### MATERIAL TO PROCESS
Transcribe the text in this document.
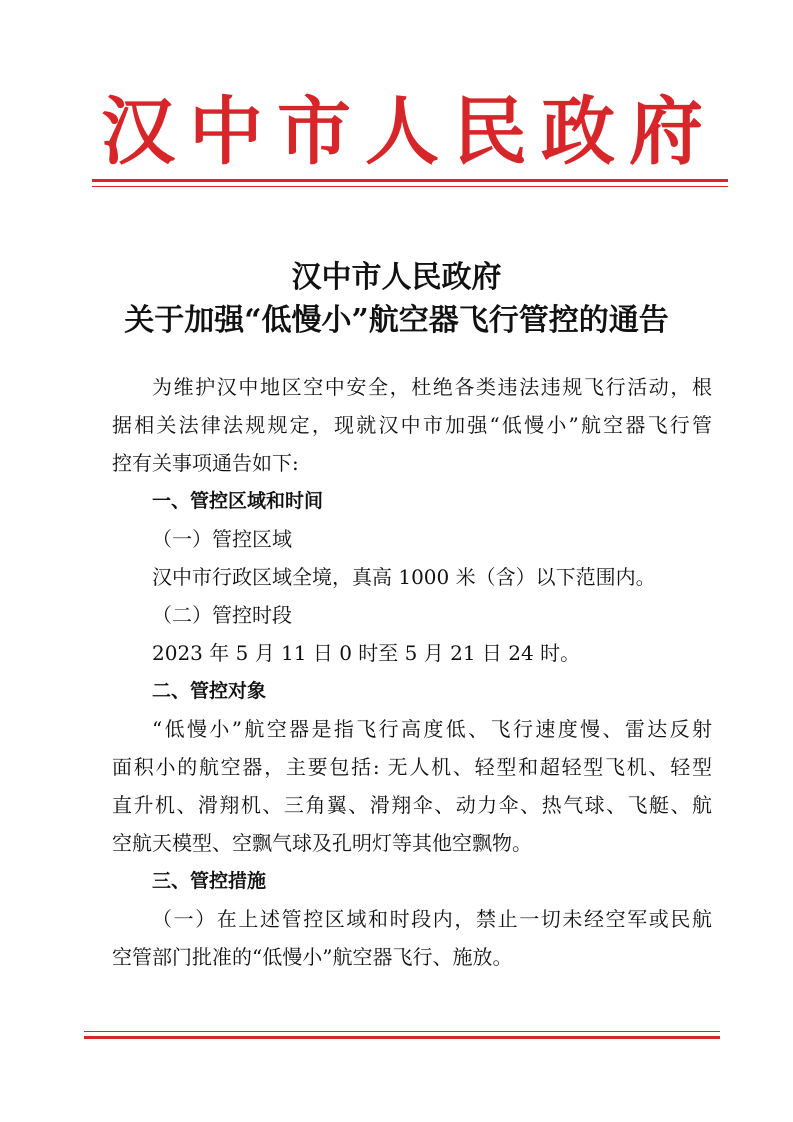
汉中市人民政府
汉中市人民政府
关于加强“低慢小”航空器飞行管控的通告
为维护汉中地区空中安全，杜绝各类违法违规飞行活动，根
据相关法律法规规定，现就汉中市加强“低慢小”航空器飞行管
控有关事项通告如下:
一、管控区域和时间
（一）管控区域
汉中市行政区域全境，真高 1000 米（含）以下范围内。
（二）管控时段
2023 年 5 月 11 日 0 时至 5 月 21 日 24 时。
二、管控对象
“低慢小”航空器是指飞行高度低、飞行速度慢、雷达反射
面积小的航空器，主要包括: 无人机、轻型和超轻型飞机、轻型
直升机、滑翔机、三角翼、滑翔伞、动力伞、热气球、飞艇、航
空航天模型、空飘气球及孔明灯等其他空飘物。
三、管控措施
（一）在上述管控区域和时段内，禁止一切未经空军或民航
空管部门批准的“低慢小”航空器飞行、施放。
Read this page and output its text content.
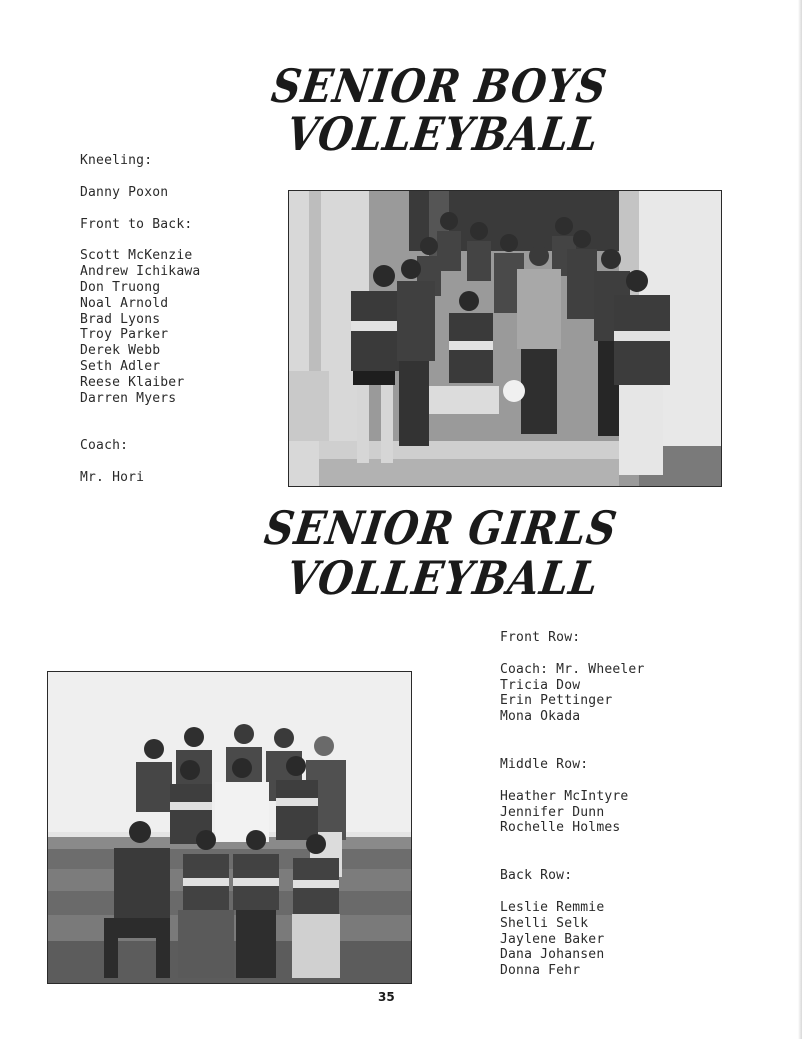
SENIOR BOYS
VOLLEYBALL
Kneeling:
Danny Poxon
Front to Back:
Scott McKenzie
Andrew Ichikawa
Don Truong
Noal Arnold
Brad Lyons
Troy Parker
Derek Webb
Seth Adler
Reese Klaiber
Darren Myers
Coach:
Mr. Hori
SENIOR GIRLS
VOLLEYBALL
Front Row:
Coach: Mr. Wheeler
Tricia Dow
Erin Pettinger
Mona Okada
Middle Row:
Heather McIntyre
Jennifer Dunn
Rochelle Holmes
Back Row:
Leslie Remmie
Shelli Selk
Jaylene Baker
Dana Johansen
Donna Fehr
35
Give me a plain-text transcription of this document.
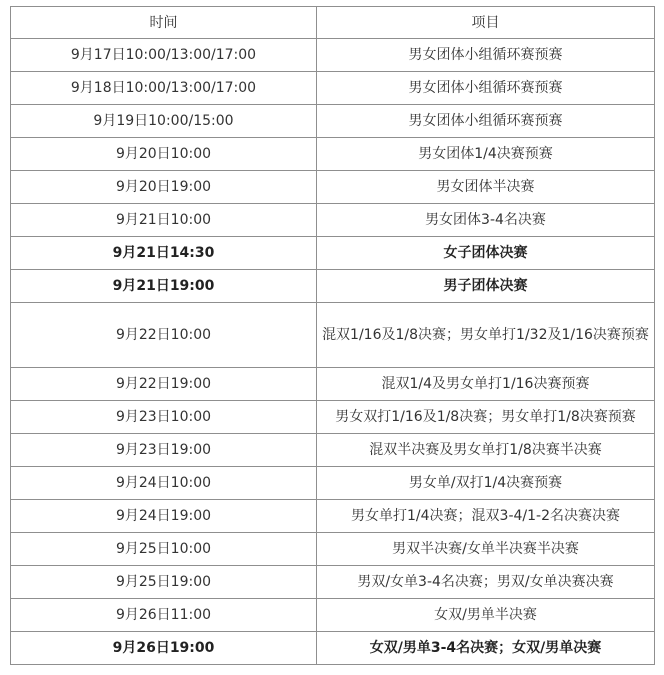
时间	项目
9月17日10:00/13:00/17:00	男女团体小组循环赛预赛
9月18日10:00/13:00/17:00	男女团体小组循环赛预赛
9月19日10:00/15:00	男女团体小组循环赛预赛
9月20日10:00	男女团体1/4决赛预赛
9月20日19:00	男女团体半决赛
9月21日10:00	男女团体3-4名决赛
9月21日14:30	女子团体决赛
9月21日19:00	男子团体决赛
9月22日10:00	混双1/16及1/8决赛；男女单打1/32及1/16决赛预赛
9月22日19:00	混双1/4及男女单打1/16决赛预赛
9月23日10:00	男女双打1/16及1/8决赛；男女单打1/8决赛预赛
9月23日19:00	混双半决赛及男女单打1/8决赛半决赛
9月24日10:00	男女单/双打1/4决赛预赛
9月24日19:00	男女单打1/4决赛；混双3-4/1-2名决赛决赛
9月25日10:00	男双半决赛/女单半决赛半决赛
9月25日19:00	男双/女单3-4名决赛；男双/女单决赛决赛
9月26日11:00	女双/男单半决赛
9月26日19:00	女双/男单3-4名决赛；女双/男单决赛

==

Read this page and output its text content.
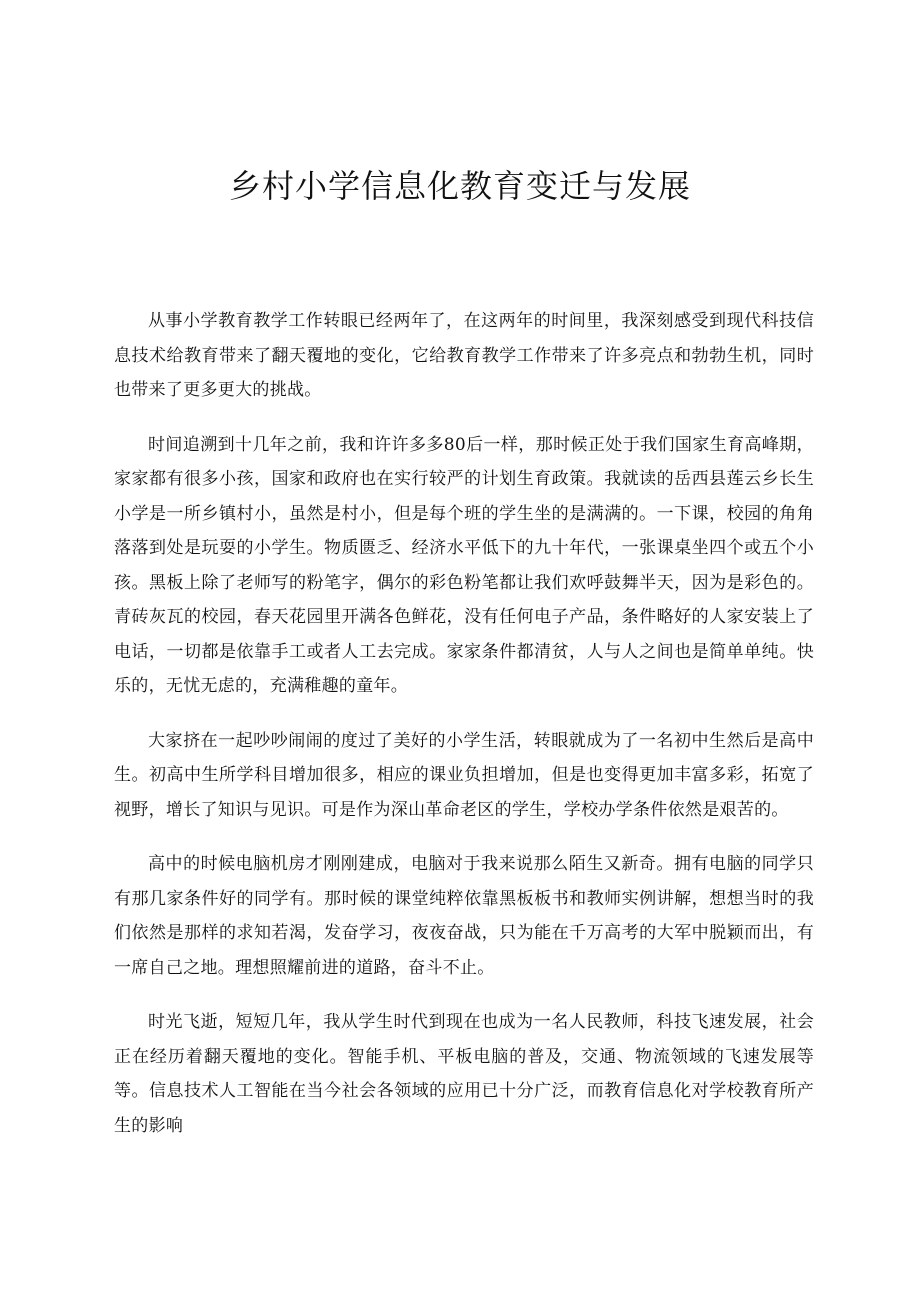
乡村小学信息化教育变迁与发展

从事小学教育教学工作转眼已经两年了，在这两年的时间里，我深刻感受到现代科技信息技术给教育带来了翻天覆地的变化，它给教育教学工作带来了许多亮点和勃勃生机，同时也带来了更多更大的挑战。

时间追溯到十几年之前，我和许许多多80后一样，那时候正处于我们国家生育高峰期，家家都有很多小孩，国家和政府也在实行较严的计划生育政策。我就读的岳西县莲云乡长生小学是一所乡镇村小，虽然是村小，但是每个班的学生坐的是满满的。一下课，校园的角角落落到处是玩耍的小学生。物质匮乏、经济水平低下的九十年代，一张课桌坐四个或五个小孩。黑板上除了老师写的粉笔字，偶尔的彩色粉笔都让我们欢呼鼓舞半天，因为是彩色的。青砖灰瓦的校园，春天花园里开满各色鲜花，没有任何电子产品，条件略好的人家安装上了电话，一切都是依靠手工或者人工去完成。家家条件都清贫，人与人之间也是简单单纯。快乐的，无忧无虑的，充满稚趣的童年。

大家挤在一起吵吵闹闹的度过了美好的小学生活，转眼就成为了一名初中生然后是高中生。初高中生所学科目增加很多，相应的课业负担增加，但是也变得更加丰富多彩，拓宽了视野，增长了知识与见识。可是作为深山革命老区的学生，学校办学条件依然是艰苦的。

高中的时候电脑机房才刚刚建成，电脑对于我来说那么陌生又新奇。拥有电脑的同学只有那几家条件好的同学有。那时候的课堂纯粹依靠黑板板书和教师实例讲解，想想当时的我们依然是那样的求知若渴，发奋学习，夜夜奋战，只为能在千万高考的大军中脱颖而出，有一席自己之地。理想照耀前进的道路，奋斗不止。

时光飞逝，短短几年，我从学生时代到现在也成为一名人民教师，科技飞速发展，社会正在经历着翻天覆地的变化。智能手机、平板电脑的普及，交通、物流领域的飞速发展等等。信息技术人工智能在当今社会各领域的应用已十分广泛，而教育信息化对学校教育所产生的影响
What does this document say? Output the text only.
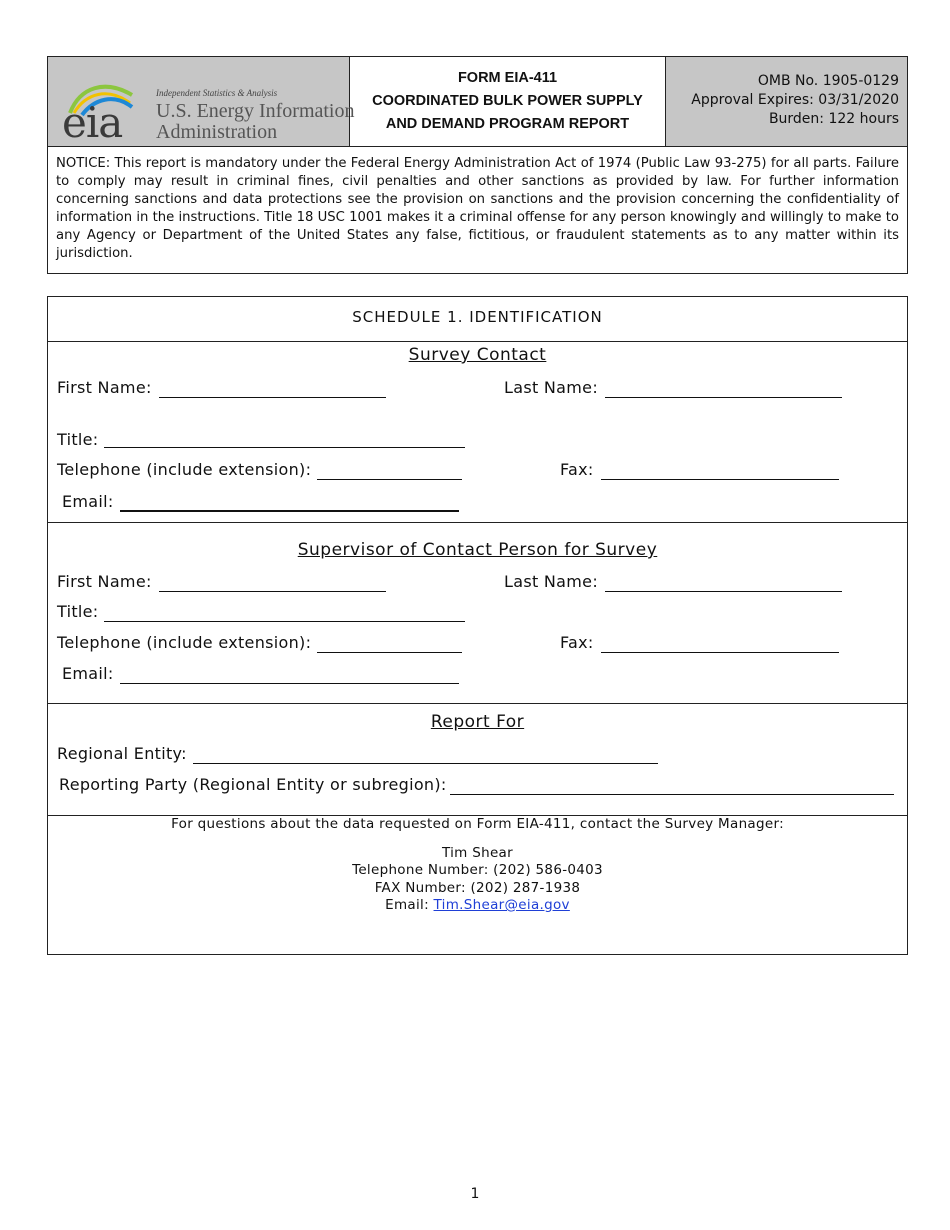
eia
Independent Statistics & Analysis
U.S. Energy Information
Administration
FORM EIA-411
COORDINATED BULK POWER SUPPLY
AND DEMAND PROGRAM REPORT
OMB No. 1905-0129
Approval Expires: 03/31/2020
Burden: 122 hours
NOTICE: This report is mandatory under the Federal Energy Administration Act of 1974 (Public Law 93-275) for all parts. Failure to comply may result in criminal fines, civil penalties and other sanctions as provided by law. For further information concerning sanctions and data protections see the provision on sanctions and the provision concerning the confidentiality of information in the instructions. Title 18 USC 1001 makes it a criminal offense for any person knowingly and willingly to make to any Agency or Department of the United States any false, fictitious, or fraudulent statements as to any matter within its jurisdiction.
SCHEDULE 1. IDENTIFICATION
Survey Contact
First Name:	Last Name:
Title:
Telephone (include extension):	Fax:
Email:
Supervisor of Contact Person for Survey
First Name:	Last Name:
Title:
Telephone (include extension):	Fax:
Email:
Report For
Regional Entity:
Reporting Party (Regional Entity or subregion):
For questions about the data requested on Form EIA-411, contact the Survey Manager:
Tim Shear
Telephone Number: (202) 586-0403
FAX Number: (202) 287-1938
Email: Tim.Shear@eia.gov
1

### WORK TO COMPLETE
Scan the data above and copy every line with "Regional" in it.

### FINISHED TASK
Regional Entity:
Reporting Party (Regional Entity or subregion):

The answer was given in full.